◆ Exercise ◆
Look through the entries below and report how many lines hold the string "Zacatecas". Only the number is wanted.

◆ Records for the task ◆
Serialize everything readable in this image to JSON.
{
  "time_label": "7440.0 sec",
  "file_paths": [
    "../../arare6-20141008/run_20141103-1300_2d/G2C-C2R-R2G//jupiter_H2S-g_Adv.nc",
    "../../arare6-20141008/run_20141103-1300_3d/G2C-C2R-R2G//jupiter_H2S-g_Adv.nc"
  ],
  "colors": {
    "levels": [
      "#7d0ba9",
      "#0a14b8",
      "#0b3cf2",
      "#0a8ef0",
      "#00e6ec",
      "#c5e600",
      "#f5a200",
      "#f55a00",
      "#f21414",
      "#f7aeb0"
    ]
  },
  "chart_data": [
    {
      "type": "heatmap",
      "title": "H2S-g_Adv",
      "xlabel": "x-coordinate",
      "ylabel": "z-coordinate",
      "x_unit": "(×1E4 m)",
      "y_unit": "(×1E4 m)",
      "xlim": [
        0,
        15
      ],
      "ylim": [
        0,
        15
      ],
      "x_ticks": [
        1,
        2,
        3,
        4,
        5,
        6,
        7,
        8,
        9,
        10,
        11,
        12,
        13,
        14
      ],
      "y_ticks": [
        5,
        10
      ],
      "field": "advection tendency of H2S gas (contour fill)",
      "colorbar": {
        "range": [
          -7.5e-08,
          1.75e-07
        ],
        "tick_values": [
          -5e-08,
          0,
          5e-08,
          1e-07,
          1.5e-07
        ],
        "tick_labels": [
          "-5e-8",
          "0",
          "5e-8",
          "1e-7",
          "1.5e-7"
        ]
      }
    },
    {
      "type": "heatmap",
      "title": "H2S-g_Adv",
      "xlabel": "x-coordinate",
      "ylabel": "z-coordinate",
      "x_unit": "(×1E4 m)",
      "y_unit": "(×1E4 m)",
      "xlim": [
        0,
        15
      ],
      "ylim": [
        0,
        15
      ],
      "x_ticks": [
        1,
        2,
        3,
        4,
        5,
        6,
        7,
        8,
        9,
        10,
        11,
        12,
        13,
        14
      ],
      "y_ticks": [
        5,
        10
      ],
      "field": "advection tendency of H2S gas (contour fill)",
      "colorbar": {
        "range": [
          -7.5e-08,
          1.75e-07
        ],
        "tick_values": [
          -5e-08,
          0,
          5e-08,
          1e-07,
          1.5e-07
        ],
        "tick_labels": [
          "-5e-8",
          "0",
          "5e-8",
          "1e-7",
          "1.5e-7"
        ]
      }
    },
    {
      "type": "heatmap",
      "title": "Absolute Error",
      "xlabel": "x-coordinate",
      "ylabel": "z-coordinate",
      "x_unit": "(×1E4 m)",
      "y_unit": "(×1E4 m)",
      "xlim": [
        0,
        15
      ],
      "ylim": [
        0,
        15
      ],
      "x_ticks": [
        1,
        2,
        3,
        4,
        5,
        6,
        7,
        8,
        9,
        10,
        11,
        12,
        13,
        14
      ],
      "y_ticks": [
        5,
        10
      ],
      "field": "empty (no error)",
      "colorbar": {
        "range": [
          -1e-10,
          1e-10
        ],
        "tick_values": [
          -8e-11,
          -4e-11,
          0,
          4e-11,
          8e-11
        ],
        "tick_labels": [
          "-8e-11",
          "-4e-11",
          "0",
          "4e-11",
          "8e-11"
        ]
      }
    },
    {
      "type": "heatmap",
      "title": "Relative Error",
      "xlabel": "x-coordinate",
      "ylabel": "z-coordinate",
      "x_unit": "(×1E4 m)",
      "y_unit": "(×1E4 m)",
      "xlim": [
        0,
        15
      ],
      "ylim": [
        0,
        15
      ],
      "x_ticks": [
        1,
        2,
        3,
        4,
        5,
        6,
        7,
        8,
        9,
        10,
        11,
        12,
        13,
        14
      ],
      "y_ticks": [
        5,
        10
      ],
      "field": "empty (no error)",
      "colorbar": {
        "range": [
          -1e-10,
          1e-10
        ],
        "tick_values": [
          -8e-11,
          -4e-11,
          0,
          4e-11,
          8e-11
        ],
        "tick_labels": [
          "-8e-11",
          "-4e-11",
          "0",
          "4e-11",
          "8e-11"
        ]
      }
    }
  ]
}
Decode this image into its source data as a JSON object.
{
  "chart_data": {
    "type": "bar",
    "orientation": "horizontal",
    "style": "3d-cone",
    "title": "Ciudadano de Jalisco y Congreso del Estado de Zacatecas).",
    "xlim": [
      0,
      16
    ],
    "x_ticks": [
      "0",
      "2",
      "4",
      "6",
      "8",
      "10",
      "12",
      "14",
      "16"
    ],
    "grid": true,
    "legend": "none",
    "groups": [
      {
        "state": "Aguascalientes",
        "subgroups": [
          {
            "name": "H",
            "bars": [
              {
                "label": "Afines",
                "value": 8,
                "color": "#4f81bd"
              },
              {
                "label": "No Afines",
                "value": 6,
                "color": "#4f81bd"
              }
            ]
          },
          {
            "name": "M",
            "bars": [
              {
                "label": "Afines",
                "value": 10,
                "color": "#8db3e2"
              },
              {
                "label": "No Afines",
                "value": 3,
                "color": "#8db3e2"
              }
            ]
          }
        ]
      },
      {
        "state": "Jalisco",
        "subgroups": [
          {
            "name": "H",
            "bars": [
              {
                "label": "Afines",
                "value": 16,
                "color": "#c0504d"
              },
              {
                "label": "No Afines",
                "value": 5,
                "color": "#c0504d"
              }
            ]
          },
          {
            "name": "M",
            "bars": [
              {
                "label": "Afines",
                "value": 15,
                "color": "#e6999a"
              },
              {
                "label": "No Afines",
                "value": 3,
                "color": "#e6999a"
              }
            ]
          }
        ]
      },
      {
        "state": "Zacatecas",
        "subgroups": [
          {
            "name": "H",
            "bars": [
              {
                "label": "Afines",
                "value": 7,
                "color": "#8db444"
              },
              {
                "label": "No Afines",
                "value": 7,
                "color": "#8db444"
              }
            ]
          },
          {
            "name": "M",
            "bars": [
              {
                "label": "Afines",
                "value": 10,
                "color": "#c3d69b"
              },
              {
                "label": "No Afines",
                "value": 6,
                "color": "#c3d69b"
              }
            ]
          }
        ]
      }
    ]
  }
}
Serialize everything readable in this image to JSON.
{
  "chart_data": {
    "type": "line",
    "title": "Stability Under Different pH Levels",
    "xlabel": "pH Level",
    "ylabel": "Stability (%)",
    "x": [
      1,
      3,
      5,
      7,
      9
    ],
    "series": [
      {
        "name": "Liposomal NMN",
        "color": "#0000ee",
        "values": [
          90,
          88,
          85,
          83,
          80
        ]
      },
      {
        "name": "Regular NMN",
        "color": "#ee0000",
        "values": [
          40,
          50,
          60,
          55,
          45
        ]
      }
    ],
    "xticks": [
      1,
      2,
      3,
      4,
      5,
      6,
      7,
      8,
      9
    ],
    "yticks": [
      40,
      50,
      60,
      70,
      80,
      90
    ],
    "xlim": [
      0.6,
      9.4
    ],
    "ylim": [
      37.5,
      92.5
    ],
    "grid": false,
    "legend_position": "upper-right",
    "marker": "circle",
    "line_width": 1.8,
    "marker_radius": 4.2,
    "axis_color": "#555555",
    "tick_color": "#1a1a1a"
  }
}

◆ Solution to the problem ◆
2